## begin ENTRIES SUPPLIED
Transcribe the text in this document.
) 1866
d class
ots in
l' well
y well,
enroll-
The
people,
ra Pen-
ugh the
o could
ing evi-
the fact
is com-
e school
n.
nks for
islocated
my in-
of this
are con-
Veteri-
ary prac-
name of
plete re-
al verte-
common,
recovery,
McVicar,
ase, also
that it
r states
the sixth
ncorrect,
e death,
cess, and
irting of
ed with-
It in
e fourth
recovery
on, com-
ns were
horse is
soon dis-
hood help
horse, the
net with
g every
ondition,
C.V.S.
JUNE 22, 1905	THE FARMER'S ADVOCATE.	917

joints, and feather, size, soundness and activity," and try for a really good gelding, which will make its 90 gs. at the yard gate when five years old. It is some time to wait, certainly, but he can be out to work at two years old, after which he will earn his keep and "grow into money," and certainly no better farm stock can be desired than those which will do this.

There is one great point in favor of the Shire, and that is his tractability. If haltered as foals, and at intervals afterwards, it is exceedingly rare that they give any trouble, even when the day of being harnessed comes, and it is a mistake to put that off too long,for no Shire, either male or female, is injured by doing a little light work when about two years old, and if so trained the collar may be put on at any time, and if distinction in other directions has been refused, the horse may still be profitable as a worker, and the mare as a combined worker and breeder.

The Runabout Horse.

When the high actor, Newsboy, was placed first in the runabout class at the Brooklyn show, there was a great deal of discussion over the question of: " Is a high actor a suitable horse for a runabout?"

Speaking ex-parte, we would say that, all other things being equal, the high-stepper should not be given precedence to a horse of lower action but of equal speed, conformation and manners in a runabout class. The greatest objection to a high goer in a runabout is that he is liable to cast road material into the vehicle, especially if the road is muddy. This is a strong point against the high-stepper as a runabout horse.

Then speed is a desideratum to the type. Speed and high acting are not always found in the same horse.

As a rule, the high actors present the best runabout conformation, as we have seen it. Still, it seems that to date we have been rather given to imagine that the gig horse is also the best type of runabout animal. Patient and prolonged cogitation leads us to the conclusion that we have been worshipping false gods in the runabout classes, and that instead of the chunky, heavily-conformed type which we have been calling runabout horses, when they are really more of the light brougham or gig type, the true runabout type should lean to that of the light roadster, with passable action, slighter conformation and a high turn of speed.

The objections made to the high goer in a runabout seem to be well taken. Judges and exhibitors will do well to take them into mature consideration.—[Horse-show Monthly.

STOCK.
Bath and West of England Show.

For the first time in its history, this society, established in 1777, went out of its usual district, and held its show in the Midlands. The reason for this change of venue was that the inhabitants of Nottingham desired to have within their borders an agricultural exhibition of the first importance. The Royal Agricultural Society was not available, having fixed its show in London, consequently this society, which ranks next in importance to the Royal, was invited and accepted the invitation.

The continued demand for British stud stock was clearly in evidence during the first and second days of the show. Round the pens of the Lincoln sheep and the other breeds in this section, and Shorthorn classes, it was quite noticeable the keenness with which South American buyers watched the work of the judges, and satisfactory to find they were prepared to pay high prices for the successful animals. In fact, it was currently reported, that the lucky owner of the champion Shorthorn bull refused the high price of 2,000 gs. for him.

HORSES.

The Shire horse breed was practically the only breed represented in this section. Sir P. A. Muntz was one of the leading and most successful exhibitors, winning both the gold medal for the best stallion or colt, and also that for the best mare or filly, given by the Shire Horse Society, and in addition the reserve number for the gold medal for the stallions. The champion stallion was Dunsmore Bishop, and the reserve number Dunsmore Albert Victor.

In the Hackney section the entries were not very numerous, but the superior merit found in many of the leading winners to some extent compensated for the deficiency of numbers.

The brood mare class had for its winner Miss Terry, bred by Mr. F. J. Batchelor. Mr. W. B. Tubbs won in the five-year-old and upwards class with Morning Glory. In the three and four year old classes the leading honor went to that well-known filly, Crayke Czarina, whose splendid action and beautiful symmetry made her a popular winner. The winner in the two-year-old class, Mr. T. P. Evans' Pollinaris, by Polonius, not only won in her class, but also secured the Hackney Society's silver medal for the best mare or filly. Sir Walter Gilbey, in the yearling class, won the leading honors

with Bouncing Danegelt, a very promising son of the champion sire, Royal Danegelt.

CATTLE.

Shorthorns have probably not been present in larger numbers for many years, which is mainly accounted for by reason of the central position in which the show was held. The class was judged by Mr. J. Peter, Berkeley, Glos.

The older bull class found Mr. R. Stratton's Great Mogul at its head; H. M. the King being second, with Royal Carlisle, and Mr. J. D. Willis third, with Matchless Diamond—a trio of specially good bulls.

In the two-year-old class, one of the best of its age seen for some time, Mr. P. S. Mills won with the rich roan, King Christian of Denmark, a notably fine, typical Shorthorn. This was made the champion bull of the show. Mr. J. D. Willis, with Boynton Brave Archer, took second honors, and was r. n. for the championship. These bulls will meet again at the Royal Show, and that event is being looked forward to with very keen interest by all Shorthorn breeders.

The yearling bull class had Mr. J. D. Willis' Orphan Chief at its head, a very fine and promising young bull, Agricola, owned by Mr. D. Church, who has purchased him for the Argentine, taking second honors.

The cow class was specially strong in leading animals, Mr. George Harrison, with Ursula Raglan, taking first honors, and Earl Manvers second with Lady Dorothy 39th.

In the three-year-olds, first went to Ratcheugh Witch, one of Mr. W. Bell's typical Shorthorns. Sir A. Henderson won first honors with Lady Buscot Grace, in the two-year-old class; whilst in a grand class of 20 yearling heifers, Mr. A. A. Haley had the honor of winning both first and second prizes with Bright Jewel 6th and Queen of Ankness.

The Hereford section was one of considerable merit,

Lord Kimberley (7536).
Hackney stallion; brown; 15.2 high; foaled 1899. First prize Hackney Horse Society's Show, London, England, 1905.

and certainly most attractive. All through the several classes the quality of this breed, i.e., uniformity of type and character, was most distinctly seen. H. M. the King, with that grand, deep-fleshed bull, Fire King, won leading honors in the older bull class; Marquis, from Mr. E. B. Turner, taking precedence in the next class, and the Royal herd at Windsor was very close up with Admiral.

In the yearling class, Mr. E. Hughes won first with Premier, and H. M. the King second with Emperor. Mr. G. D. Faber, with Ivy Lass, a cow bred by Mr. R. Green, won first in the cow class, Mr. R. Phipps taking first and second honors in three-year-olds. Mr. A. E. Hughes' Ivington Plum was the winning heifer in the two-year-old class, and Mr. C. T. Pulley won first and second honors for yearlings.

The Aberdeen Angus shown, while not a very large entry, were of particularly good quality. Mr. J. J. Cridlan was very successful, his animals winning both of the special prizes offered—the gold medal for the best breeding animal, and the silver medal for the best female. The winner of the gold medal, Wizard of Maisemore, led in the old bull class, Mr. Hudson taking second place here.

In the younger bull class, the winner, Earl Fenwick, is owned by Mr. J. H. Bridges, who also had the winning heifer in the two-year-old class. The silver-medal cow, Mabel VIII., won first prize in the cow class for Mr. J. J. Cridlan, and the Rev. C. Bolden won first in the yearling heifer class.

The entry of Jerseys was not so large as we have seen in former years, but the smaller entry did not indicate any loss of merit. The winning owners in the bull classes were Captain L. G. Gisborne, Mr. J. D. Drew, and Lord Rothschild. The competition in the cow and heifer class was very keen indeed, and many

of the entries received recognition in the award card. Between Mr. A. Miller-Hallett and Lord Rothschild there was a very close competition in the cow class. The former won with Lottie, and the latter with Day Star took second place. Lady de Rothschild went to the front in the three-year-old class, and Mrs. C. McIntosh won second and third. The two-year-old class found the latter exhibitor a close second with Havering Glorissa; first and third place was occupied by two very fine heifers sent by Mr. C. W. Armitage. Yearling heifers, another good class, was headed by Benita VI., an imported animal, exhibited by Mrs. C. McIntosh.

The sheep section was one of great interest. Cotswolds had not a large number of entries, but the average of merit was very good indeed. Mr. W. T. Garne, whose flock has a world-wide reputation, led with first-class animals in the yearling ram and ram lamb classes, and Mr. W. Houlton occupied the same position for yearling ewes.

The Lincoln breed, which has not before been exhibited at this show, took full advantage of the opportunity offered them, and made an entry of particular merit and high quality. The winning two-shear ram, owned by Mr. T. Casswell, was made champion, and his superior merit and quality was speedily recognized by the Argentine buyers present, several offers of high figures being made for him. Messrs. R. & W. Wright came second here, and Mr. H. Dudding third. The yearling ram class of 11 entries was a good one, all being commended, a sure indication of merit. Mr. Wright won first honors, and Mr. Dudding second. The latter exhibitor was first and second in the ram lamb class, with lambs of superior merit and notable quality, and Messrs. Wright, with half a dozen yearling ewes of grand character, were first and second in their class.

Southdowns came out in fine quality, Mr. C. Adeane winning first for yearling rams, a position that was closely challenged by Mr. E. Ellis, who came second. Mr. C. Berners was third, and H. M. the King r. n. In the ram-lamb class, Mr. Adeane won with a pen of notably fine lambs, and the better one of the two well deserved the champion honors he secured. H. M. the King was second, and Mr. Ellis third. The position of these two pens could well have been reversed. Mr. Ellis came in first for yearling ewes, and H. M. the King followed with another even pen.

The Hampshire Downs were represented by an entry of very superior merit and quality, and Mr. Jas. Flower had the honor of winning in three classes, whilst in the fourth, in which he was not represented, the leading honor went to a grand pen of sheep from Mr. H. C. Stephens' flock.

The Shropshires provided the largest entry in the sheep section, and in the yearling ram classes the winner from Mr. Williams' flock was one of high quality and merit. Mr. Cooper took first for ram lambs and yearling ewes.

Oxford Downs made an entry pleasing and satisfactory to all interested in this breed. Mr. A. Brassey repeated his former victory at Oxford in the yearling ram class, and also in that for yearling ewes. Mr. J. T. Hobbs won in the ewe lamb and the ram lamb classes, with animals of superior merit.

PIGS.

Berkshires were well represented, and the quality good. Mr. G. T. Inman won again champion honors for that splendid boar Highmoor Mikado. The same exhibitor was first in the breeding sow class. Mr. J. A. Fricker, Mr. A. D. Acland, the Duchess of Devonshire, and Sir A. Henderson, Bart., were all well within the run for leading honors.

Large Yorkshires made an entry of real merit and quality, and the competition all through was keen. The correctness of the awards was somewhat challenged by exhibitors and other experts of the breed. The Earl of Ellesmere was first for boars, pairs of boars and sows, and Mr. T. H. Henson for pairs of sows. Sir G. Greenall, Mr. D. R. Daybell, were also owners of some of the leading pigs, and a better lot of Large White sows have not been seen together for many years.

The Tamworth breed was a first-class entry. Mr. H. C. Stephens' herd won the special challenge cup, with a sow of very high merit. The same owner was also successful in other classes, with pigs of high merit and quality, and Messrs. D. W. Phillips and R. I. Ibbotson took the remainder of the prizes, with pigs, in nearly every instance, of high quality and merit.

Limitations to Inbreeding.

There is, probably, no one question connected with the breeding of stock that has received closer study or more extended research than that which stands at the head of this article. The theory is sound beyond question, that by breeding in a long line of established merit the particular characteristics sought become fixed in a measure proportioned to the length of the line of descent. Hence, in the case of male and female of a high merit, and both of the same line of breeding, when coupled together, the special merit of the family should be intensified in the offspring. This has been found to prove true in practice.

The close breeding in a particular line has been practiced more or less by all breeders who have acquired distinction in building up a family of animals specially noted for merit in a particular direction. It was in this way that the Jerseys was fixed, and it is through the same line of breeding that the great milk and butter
## end ENTRIES SUPPLIED
Using the records above, copy each line that contains "promising".

## EXERCISE SOLUTION:
with Bouncing Danegelt, a very promising son of the champion sire, Royal Danegelt.
The yearling bull class had Mr. J. D. Willis' Orphan Chief at its head, a very fine and promising young bull, Agricola, owned by Mr. D. Church, who has purchased him for the Argentine, taking second honors.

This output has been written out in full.